** Stated task **
Give back all the data exactly, line by line.

^^^^

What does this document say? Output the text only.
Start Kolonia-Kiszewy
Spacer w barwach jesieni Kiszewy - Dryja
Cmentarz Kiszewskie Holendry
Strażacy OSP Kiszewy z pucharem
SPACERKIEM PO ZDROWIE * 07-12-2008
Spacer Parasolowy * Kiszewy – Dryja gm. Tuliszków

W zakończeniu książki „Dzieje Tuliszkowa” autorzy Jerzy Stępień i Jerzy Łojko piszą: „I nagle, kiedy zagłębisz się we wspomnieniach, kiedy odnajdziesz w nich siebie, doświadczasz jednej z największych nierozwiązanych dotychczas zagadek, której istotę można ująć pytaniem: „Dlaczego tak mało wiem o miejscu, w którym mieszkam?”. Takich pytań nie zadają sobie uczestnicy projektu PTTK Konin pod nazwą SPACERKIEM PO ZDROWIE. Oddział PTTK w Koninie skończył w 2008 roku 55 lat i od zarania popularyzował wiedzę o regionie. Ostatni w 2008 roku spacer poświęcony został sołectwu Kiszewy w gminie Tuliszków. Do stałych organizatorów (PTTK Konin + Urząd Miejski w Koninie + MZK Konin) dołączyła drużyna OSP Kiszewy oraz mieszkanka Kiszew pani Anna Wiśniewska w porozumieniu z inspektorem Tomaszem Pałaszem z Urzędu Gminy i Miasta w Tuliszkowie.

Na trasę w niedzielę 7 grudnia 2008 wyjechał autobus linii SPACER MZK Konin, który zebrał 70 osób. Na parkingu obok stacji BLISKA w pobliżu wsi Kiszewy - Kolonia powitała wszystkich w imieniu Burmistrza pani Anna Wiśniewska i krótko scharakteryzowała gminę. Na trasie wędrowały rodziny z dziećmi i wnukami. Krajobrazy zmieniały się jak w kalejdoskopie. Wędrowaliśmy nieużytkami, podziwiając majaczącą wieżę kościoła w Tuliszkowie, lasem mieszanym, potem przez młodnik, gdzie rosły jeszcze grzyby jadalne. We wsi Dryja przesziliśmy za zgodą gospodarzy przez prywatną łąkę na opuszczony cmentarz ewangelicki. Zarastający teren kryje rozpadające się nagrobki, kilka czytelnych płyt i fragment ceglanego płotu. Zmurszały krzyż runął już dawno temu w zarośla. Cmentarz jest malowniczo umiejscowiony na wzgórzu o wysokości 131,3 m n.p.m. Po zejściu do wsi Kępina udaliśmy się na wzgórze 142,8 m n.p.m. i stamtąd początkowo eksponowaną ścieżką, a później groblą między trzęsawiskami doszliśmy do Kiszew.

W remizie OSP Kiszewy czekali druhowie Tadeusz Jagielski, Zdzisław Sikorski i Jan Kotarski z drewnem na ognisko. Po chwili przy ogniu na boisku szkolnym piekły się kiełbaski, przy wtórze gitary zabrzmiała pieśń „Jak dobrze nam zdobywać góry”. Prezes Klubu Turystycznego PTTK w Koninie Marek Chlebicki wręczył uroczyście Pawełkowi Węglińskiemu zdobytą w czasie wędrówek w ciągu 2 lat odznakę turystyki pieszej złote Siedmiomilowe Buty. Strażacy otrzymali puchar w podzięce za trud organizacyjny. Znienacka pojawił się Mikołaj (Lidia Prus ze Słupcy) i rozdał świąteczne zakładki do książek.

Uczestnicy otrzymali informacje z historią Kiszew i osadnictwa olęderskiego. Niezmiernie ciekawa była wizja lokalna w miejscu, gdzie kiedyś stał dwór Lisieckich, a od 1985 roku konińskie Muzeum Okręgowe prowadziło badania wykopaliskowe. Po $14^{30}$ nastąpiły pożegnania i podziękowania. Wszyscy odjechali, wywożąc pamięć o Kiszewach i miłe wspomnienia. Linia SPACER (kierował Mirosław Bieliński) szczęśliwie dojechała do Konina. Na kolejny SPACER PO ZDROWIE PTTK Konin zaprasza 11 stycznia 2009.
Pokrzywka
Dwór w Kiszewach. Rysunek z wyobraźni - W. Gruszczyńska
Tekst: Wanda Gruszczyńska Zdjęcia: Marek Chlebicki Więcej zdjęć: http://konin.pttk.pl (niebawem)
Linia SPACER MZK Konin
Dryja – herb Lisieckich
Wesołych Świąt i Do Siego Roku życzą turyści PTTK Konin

^^^^

** Result of this exercise **
What does this document say? Output the text only.
Start Kolonia-Kiszewy
Spacer w barwach jesieni Kiszewy - Dryja
Cmentarz Kiszewskie Holendry
Strażacy OSP Kiszewy z pucharem
SPACERKIEM PO ZDROWIE * 07-12-2008
Spacer Parasolowy * Kiszewy – Dryja gm. Tuliszków

W zakończeniu książki „Dzieje Tuliszkowa” autorzy Jerzy Stępień i Jerzy Łojko piszą: „I nagle, kiedy zagłębisz się we wspomnieniach, kiedy odnajdziesz w nich siebie, doświadczasz jednej z największych nierozwiązanych dotychczas zagadek, której istotę można ująć pytaniem: „Dlaczego tak mało wiem o miejscu, w którym mieszkam?”. Takich pytań nie zadają sobie uczestnicy projektu PTTK Konin pod nazwą SPACERKIEM PO ZDROWIE. Oddział PTTK w Koninie skończył w 2008 roku 55 lat i od zarania popularyzował wiedzę o regionie. Ostatni w 2008 roku spacer poświęcony został sołectwu Kiszewy w gminie Tuliszków. Do stałych organizatorów (PTTK Konin + Urząd Miejski w Koninie + MZK Konin) dołączyła drużyna OSP Kiszewy oraz mieszkanka Kiszew pani Anna Wiśniewska w porozumieniu z inspektorem Tomaszem Pałaszem z Urzędu Gminy i Miasta w Tuliszkowie.

Na trasę w niedzielę 7 grudnia 2008 wyjechał autobus linii SPACER MZK Konin, który zebrał 70 osób. Na parkingu obok stacji BLISKA w pobliżu wsi Kiszewy - Kolonia powitała wszystkich w imieniu Burmistrza pani Anna Wiśniewska i krótko scharakteryzowała gminę. Na trasie wędrowały rodziny z dziećmi i wnukami. Krajobrazy zmieniały się jak w kalejdoskopie. Wędrowaliśmy nieużytkami, podziwiając majaczącą wieżę kościoła w Tuliszkowie, lasem mieszanym, potem przez młodnik, gdzie rosły jeszcze grzyby jadalne. We wsi Dryja przesziliśmy za zgodą gospodarzy przez prywatną łąkę na opuszczony cmentarz ewangelicki. Zarastający teren kryje rozpadające się nagrobki, kilka czytelnych płyt i fragment ceglanego płotu. Zmurszały krzyż runął już dawno temu w zarośla. Cmentarz jest malowniczo umiejscowiony na wzgórzu o wysokości 131,3 m n.p.m. Po zejściu do wsi Kępina udaliśmy się na wzgórze 142,8 m n.p.m. i stamtąd początkowo eksponowaną ścieżką, a później groblą między trzęsawiskami doszliśmy do Kiszew.

W remizie OSP Kiszewy czekali druhowie Tadeusz Jagielski, Zdzisław Sikorski i Jan Kotarski z drewnem na ognisko. Po chwili przy ogniu na boisku szkolnym piekły się kiełbaski, przy wtórze gitary zabrzmiała pieśń „Jak dobrze nam zdobywać góry”. Prezes Klubu Turystycznego PTTK w Koninie Marek Chlebicki wręczył uroczyście Pawełkowi Węglińskiemu zdobytą w czasie wędrówek w ciągu 2 lat odznakę turystyki pieszej złote Siedmiomilowe Buty. Strażacy otrzymali puchar w podzięce za trud organizacyjny. Znienacka pojawił się Mikołaj (Lidia Prus ze Słupcy) i rozdał świąteczne zakładki do książek.

Uczestnicy otrzymali informacje z historią Kiszew i osadnictwa olęderskiego. Niezmiernie ciekawa była wizja lokalna w miejscu, gdzie kiedyś stał dwór Lisieckich, a od 1985 roku konińskie Muzeum Okręgowe prowadziło badania wykopaliskowe. Po $14^{30}$ nastąpiły pożegnania i podziękowania. Wszyscy odjechali, wywożąc pamięć o Kiszewach i miłe wspomnienia. Linia SPACER (kierował Mirosław Bieliński) szczęśliwie dojechała do Konina. Na kolejny SPACER PO ZDROWIE PTTK Konin zaprasza 11 stycznia 2009.
Pokrzywka
Dwór w Kiszewach. Rysunek z wyobraźni - W. Gruszczyńska
Tekst: Wanda Gruszczyńska Zdjęcia: Marek Chlebicki Więcej zdjęć: http://konin.pttk.pl (niebawem)
Linia SPACER MZK Konin
Dryja – herb Lisieckich
Wesołych Świąt i Do Siego Roku życzą turyści PTTK Konin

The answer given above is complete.